┏━━

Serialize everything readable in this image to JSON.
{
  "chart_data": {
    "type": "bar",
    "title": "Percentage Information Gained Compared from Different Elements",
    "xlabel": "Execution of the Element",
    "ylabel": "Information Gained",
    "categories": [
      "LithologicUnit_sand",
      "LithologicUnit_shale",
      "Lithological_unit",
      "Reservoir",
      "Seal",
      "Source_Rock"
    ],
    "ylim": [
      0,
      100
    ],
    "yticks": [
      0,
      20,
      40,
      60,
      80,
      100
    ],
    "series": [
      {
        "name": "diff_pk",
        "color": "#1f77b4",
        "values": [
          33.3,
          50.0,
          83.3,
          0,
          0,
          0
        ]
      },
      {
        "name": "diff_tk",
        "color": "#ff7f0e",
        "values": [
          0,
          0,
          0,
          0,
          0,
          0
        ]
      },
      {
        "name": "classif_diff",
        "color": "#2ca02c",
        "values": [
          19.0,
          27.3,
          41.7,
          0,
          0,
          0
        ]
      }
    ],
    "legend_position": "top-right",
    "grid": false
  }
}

┗━━
┏━━

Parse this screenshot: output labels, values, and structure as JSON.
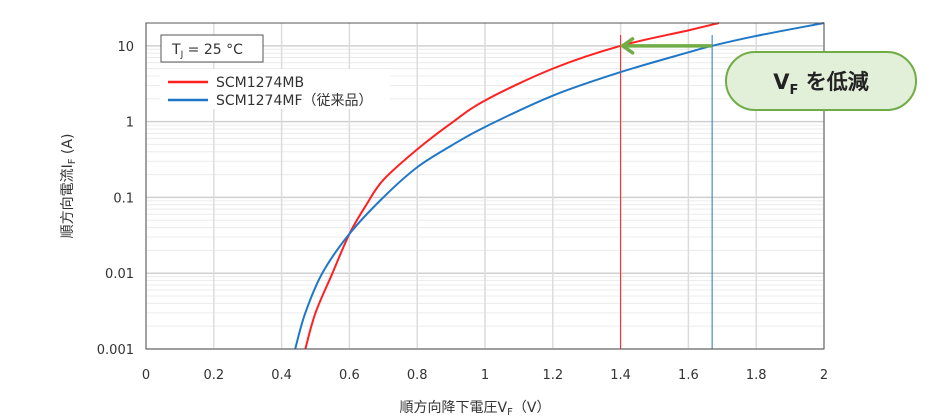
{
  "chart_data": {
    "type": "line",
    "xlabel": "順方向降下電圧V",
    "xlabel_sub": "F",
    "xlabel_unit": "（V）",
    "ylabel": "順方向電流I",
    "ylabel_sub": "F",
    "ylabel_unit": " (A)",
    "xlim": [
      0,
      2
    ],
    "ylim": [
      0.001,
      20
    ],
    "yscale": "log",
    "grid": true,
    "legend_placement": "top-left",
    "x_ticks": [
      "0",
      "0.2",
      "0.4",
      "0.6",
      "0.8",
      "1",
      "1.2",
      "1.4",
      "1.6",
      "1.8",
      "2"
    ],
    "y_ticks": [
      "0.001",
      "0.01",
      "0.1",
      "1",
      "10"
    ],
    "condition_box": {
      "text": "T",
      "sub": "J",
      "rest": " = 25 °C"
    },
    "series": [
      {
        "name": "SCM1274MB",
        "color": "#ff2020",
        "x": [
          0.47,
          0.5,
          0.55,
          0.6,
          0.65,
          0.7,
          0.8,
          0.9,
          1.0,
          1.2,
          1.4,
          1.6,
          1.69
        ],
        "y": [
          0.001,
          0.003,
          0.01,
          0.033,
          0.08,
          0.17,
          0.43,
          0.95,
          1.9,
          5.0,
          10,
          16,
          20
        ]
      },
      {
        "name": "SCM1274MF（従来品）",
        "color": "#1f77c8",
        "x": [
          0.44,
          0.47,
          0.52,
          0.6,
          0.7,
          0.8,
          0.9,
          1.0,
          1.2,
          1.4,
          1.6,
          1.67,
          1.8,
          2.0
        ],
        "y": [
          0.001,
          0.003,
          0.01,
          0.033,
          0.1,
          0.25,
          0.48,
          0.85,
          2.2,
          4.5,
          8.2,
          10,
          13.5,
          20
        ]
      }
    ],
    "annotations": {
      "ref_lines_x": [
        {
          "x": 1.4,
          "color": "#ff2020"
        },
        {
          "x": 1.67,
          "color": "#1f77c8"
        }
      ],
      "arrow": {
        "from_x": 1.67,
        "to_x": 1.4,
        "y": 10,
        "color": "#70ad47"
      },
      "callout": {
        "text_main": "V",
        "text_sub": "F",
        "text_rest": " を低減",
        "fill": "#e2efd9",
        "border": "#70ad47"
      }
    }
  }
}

┗━━
┏━━

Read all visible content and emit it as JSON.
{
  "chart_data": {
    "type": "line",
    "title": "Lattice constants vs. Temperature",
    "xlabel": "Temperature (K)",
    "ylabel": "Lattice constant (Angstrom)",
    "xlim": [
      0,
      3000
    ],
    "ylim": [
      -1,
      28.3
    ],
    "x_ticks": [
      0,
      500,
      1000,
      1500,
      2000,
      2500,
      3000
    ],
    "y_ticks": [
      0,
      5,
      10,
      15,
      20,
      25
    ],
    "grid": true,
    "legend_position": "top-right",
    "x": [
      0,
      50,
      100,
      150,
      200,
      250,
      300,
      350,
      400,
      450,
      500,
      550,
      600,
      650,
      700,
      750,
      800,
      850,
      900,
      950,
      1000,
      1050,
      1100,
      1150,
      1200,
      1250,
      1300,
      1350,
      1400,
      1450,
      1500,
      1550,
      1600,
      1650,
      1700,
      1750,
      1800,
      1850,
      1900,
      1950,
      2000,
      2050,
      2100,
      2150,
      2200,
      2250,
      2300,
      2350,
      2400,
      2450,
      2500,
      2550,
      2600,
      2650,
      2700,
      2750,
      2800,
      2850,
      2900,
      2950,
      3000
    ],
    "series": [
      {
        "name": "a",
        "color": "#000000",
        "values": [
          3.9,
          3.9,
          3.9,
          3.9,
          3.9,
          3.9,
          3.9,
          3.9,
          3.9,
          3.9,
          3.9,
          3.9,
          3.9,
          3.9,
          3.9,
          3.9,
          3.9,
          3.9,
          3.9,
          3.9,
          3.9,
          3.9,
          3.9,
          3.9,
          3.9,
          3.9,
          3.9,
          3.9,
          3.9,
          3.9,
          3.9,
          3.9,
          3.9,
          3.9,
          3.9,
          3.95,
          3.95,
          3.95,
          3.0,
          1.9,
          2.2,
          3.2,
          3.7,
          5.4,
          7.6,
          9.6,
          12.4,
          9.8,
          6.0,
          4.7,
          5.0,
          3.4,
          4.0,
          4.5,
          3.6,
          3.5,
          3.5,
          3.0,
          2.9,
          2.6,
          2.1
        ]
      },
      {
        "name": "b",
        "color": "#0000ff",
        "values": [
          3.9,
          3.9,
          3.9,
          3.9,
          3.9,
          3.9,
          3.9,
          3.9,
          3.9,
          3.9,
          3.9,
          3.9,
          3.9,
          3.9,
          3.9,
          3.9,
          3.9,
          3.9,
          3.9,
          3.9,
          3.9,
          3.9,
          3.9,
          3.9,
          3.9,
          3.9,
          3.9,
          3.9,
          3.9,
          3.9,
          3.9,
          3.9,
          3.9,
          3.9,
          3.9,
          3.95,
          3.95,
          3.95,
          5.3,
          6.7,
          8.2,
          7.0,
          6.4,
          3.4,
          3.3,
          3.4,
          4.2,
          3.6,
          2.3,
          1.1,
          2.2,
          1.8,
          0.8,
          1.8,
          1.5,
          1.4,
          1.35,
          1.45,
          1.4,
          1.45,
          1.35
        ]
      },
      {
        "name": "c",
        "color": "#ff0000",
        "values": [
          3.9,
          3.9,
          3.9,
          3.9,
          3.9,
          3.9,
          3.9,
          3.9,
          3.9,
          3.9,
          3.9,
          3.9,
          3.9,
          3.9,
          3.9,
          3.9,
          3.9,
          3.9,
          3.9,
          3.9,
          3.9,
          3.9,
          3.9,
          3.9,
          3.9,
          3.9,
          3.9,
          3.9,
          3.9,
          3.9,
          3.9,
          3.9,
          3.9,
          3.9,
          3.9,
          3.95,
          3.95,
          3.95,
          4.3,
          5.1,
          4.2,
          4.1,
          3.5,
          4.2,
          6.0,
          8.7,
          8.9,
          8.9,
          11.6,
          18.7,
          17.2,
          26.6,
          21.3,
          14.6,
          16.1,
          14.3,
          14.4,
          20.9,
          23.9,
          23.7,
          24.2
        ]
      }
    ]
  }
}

┗━━

Find the lines above that contain the word "JSON" and collect them.

Serialize everything readable in this image to JSON.
Parse this screenshot: output labels, values, and structure as JSON.
Read all visible content and emit it as JSON.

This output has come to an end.